-- WORKING DATA --

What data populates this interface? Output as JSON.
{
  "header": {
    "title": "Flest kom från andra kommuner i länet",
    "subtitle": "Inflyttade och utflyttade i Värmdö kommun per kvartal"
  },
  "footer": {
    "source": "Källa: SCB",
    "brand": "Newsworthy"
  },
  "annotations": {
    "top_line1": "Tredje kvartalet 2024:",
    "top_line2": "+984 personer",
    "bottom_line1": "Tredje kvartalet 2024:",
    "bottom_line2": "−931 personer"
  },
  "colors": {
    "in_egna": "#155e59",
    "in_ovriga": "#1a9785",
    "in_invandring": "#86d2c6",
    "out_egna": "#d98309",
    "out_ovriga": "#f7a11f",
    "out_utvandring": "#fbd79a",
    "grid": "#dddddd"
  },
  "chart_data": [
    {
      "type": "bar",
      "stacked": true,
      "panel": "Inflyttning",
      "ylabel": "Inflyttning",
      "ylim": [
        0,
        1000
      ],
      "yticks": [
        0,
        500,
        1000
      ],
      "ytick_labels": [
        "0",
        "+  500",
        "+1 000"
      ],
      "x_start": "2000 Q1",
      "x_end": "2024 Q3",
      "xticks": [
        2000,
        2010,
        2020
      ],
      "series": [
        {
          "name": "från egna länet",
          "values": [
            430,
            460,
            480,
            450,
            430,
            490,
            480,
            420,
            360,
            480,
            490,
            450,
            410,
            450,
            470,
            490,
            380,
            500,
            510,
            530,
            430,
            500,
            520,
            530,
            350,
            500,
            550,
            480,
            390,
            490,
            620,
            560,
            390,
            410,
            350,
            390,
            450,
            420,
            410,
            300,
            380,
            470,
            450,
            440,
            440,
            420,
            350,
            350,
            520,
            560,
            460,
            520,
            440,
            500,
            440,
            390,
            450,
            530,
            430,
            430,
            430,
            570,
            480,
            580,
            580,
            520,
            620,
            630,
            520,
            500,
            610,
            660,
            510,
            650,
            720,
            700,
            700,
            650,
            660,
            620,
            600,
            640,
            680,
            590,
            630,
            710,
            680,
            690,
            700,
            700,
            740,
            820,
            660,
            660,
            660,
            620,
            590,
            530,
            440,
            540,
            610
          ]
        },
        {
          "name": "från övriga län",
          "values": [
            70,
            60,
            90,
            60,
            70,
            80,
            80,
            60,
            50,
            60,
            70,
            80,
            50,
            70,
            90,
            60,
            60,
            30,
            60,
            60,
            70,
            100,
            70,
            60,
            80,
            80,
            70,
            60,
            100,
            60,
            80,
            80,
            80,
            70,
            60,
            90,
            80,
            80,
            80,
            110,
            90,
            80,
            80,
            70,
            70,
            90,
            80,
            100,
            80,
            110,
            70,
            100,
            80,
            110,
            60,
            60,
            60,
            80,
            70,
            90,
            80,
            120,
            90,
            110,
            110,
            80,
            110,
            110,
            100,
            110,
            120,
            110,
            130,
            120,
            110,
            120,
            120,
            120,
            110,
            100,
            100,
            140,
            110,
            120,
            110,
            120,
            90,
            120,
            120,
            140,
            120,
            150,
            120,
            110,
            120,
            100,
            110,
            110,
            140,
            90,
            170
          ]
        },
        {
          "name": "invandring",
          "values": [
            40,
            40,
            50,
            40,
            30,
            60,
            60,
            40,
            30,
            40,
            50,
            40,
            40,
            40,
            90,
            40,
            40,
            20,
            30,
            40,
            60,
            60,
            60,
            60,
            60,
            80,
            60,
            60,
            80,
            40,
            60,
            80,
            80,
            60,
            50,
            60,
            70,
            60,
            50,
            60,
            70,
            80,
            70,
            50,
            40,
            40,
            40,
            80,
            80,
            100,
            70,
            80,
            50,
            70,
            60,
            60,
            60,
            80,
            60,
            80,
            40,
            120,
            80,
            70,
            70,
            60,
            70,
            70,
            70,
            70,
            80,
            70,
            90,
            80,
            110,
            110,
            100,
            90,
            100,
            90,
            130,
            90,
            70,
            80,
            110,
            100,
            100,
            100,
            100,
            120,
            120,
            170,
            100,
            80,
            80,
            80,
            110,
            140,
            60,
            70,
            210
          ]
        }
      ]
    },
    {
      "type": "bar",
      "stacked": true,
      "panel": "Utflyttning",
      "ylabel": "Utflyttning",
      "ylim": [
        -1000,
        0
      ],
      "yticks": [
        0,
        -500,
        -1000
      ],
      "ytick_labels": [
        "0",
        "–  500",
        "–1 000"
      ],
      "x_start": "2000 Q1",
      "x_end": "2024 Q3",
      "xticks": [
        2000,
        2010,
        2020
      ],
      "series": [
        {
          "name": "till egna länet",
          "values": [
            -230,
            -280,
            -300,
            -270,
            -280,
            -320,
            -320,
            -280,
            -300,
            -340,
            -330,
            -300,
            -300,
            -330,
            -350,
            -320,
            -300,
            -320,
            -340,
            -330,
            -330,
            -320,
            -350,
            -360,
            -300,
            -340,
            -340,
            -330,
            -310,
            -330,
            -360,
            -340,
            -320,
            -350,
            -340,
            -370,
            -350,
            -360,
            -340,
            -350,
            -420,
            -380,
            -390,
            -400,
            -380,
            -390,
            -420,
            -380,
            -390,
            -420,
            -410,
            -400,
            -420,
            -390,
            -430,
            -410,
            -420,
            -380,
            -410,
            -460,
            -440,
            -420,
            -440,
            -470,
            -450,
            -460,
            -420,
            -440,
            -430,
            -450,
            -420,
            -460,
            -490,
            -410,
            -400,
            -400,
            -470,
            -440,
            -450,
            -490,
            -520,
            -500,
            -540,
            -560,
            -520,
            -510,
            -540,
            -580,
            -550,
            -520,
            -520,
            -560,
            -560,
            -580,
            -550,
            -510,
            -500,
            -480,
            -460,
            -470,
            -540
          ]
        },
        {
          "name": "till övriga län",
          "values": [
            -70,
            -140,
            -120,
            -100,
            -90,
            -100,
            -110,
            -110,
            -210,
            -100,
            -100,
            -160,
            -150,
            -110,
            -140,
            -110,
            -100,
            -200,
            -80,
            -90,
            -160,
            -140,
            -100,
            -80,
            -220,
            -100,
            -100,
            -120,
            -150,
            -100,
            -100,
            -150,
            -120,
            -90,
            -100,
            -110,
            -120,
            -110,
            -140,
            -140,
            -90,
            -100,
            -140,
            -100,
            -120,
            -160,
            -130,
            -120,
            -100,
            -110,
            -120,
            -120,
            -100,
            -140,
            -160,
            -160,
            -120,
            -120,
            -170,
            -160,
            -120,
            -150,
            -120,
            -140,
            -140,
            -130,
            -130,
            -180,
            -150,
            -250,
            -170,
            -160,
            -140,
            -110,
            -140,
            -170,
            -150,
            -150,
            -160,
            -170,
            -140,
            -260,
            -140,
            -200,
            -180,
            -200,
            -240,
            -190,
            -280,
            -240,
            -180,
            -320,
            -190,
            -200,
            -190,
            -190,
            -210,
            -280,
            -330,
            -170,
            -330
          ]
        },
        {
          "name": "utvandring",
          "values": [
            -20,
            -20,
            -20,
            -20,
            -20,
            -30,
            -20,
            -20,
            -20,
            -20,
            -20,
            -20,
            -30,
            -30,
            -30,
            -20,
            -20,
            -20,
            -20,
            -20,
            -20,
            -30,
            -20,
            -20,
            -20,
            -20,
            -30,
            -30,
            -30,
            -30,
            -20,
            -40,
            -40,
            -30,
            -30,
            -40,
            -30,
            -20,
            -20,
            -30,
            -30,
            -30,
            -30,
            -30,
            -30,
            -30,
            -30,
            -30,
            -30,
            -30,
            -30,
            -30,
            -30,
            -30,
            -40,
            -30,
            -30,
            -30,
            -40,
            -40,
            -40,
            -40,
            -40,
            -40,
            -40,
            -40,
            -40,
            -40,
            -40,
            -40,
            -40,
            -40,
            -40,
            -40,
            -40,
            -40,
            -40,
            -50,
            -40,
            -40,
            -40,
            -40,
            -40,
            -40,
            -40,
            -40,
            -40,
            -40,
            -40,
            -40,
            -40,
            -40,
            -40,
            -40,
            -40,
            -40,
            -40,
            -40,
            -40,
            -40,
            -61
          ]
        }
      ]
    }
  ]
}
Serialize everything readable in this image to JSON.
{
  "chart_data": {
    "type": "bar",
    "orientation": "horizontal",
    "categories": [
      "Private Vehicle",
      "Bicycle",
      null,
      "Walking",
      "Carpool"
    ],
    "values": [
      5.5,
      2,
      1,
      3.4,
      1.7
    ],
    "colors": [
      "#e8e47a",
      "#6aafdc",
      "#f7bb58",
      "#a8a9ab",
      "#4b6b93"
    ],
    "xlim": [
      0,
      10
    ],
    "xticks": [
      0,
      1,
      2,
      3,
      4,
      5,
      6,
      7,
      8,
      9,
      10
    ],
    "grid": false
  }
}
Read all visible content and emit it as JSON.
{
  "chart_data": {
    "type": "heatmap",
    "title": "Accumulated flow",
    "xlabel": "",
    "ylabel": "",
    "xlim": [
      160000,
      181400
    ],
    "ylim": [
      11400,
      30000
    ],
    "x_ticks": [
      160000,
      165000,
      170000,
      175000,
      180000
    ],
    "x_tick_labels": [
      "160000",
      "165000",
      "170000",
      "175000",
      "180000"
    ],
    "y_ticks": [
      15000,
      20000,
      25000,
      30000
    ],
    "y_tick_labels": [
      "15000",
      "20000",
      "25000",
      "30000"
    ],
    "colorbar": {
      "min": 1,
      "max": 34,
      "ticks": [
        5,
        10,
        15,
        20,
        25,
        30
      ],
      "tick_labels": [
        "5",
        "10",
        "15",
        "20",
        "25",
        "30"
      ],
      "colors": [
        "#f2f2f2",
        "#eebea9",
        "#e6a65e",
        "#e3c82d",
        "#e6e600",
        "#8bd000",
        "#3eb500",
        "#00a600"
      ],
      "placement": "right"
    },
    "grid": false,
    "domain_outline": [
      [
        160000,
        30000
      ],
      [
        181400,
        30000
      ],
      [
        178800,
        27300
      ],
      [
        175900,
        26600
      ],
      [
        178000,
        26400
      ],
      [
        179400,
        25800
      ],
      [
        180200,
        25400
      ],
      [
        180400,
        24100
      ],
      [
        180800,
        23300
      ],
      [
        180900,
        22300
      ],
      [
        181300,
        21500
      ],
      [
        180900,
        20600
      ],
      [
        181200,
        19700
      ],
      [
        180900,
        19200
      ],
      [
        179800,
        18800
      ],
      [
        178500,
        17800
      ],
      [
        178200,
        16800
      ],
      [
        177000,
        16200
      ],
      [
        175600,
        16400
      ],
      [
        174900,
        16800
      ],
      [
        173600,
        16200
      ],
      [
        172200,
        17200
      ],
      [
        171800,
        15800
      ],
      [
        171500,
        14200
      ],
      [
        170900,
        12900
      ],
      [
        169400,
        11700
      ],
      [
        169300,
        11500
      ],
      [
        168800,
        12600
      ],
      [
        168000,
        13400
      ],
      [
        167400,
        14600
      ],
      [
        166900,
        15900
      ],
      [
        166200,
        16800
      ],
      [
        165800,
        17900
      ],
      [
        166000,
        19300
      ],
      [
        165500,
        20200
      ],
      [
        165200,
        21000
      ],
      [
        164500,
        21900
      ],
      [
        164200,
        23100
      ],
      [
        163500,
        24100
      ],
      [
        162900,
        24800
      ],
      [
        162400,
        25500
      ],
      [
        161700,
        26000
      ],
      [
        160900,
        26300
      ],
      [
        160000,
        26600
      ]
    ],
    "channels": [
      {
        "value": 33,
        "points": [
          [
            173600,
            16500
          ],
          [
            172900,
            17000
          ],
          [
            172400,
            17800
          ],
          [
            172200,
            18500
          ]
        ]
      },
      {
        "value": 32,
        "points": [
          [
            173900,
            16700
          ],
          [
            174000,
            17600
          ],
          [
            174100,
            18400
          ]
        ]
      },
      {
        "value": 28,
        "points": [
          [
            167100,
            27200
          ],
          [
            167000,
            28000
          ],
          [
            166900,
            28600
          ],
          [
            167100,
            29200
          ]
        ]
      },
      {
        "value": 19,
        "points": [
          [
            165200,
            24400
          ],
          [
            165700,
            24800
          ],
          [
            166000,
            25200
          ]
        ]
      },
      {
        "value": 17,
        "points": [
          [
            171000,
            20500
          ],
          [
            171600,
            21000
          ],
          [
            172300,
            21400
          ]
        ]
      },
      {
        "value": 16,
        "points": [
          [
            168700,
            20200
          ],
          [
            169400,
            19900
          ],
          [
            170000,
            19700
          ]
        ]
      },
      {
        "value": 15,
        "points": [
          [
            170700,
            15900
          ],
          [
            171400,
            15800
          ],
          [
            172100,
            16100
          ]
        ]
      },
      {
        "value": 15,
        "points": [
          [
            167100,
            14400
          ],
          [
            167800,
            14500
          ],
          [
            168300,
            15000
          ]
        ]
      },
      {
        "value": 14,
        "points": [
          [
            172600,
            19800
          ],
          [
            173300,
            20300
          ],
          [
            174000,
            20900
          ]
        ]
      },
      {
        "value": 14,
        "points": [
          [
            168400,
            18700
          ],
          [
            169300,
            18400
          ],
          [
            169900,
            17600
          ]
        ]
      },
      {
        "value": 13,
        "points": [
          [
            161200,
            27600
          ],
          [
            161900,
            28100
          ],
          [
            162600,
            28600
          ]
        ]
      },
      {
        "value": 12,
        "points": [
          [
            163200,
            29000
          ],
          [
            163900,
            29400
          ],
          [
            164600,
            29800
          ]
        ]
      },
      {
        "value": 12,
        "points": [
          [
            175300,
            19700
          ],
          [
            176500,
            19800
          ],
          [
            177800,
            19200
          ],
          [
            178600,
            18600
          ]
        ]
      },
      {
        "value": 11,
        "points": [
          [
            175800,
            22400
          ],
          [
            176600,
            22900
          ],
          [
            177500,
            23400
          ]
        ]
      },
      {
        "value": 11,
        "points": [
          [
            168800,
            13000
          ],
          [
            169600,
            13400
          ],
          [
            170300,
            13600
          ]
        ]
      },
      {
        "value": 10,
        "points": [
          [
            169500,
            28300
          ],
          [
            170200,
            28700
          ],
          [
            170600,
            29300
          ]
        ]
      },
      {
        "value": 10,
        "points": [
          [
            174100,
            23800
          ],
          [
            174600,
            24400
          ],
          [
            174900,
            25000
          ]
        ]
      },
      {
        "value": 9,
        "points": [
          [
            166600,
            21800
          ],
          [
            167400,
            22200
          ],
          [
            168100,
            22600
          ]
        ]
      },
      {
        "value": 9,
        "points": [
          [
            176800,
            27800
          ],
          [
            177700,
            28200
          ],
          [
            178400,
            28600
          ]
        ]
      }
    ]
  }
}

-- TASK OBJECTIVE --
From the listing above, copy out each line where the word "name" appears.

-- FULL ANSWER --
          "name": "från egna länet",
          "name": "från övriga län",
          "name": "invandring",
          "name": "till egna länet",
          "name": "till övriga län",
          "name": "utvandring",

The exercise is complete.